=== WHAT THIS TASK INVOLVES ===
Copy out all the lines in the records that include the word "navbar".

┌────────

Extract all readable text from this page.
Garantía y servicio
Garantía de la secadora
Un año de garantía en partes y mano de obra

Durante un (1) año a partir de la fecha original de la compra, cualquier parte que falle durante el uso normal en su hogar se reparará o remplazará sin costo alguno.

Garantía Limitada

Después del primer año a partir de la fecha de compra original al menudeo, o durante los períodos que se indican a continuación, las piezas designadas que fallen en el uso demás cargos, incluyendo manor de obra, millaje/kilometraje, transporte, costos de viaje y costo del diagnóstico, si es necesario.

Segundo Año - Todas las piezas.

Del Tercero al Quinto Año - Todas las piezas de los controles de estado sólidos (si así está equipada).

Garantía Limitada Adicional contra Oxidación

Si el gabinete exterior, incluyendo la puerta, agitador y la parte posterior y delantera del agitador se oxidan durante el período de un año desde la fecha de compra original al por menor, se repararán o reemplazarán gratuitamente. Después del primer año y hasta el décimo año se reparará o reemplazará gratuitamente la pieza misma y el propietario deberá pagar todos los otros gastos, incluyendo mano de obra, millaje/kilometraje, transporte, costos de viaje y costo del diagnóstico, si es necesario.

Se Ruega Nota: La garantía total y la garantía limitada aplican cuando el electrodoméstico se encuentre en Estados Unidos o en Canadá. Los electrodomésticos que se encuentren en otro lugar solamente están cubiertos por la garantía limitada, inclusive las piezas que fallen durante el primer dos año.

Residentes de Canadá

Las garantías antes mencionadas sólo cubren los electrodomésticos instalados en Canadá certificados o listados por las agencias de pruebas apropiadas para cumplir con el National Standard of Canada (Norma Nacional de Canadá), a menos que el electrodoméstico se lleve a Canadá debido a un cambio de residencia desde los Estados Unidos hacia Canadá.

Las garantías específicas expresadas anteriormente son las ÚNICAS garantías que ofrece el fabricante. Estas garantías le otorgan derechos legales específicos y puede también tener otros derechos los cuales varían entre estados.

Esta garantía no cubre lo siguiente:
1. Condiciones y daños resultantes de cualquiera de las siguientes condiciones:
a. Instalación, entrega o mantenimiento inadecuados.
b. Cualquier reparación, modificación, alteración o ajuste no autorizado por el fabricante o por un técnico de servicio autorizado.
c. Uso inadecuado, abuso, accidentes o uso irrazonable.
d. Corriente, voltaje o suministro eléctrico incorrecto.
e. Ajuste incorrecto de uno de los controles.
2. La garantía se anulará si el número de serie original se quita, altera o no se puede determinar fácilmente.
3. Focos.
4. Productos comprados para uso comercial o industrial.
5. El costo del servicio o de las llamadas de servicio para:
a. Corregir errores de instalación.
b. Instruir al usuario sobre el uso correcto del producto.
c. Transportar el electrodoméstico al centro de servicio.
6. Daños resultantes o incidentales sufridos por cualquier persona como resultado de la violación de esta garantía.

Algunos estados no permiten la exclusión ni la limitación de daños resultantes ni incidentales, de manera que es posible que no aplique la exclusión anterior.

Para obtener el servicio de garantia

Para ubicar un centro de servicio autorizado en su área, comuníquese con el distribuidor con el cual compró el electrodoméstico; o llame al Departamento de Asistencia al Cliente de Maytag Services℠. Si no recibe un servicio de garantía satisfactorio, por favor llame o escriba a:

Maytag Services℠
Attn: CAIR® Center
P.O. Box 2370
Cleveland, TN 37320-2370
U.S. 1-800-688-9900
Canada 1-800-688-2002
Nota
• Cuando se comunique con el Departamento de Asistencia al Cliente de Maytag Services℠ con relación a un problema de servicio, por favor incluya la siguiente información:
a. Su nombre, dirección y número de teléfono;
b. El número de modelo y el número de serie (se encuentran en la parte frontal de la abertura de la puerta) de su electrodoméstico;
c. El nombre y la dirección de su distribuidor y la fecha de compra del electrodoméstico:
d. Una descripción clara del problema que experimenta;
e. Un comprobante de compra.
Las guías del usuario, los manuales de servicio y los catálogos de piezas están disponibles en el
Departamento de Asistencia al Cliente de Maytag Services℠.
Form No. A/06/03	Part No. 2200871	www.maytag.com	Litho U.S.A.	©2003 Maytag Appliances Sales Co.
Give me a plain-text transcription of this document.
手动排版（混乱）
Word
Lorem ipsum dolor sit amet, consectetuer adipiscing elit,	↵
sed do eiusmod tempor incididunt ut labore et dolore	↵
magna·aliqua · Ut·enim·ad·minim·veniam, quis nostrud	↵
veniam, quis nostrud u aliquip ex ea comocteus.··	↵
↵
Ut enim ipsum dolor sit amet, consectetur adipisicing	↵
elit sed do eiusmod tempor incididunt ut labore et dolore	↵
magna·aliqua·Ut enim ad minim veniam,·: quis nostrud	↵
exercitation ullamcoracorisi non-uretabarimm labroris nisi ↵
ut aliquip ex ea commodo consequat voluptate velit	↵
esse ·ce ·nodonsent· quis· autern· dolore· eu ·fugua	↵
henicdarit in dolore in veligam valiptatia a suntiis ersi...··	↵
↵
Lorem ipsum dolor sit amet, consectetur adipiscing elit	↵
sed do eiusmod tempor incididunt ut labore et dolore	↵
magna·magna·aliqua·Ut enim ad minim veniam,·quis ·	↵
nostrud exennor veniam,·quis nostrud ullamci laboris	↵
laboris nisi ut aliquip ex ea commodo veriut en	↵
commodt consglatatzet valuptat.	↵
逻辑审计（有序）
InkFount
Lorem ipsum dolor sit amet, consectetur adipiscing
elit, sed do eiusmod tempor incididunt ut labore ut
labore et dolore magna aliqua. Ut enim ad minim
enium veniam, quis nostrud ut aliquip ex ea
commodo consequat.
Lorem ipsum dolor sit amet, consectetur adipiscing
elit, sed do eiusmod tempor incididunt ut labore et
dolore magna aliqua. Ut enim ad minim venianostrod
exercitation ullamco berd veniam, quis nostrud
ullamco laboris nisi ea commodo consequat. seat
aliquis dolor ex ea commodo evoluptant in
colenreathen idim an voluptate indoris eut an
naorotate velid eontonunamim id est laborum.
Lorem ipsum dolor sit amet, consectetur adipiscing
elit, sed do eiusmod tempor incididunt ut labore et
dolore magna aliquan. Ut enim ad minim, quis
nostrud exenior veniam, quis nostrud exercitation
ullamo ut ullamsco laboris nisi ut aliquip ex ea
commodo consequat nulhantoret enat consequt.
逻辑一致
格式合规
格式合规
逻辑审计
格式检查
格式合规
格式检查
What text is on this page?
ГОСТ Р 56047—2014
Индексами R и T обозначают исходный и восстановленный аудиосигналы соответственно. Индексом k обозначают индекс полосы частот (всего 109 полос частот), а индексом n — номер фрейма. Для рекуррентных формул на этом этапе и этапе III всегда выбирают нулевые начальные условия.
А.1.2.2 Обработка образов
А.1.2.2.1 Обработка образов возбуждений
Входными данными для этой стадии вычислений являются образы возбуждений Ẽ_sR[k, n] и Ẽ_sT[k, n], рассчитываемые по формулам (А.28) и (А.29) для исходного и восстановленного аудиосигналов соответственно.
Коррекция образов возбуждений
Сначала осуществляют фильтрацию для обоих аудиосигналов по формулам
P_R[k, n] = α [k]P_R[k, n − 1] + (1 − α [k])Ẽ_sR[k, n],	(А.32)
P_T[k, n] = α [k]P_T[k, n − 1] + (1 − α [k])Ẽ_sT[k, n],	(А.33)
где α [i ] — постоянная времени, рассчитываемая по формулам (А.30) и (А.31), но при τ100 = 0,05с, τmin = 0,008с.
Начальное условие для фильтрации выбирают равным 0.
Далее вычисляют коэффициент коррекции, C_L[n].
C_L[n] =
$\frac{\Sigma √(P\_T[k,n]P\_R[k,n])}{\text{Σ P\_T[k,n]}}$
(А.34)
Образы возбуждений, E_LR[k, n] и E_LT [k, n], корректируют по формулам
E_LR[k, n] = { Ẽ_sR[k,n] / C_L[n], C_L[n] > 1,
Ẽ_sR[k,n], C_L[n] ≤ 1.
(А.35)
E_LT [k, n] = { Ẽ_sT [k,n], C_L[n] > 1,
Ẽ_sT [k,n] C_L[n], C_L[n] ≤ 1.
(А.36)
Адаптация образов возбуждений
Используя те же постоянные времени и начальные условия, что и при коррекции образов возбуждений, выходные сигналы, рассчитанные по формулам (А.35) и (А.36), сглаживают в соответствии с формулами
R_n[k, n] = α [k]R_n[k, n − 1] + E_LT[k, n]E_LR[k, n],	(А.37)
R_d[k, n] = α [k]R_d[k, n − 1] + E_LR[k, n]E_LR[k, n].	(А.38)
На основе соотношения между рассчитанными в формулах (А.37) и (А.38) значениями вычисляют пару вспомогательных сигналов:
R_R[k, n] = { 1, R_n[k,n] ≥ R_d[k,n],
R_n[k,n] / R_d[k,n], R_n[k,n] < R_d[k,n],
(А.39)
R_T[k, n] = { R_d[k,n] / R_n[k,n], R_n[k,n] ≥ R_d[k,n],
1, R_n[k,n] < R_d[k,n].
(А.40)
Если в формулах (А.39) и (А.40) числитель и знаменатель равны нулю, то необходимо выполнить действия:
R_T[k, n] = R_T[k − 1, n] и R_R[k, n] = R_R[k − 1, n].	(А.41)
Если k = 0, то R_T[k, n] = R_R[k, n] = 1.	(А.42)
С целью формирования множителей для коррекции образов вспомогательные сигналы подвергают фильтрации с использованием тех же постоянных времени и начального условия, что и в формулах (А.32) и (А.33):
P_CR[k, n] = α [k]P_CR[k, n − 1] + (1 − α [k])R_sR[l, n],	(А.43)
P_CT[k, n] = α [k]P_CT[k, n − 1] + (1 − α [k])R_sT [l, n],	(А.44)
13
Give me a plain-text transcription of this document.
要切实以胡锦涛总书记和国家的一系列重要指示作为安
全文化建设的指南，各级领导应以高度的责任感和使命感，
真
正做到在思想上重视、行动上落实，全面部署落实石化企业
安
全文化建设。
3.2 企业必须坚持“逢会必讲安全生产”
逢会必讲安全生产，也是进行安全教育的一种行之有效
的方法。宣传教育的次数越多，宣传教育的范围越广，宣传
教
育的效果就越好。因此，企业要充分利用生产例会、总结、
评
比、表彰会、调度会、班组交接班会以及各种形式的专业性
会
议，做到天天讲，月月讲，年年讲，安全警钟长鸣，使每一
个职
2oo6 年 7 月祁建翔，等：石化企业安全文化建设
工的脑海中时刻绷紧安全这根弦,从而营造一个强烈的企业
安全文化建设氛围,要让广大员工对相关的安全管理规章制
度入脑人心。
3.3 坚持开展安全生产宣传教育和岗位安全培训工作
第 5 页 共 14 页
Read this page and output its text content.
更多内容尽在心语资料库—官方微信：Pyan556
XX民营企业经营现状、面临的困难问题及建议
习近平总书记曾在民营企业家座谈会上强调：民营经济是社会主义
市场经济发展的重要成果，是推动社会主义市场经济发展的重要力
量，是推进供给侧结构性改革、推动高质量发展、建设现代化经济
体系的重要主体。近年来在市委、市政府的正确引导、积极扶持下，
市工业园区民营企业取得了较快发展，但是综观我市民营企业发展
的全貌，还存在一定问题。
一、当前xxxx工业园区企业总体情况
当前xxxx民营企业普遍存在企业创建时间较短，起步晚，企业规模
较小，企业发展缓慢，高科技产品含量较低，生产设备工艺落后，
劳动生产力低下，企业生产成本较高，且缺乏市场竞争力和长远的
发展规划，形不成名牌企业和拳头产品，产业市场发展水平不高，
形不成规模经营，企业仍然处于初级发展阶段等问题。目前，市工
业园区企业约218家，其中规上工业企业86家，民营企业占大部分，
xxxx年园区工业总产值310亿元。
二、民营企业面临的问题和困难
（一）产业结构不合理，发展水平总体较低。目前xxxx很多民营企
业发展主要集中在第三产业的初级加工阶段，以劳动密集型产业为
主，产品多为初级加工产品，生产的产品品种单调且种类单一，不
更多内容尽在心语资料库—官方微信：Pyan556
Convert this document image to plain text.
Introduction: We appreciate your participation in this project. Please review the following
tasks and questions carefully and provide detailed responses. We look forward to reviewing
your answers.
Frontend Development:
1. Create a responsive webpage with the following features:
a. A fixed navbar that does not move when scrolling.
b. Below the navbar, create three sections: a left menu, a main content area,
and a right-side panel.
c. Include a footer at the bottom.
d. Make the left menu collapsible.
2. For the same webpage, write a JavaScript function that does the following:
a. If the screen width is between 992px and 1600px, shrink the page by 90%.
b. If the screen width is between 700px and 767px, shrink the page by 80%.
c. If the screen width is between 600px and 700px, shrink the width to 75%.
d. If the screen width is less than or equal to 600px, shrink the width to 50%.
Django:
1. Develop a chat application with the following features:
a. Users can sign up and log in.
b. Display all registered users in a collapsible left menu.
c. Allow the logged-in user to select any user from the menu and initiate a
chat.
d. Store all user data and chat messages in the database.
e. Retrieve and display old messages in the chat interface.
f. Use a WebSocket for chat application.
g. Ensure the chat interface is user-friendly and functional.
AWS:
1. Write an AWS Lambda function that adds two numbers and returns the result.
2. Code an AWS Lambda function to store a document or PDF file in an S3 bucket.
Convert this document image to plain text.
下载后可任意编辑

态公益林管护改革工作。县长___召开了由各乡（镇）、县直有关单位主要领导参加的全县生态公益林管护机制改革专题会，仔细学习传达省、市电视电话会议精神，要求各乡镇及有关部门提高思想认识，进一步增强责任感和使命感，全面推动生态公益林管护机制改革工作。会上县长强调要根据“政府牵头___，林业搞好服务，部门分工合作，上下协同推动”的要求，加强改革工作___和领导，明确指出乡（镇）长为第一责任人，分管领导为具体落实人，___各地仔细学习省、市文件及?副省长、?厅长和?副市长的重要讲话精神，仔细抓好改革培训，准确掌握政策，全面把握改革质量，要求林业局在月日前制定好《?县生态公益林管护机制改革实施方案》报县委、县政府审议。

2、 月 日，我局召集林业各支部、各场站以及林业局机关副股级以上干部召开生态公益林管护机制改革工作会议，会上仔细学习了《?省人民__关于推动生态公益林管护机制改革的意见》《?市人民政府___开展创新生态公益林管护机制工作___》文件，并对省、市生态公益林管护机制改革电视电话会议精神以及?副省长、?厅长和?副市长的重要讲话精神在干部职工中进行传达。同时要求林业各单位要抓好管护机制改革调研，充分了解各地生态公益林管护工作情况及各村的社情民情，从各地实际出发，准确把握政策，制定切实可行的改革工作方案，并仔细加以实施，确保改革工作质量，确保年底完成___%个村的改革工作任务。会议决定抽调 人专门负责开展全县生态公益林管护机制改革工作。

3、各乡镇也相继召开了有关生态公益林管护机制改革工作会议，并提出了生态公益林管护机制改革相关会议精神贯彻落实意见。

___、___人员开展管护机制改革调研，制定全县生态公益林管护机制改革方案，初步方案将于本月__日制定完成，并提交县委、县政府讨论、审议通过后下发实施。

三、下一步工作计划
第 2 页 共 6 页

└────────

=== ANSWER TO THIS PROBLEM ===
a. A fixed navbar that does not move when scrolling.
b. Below the navbar, create three sections: a left menu, a main content area,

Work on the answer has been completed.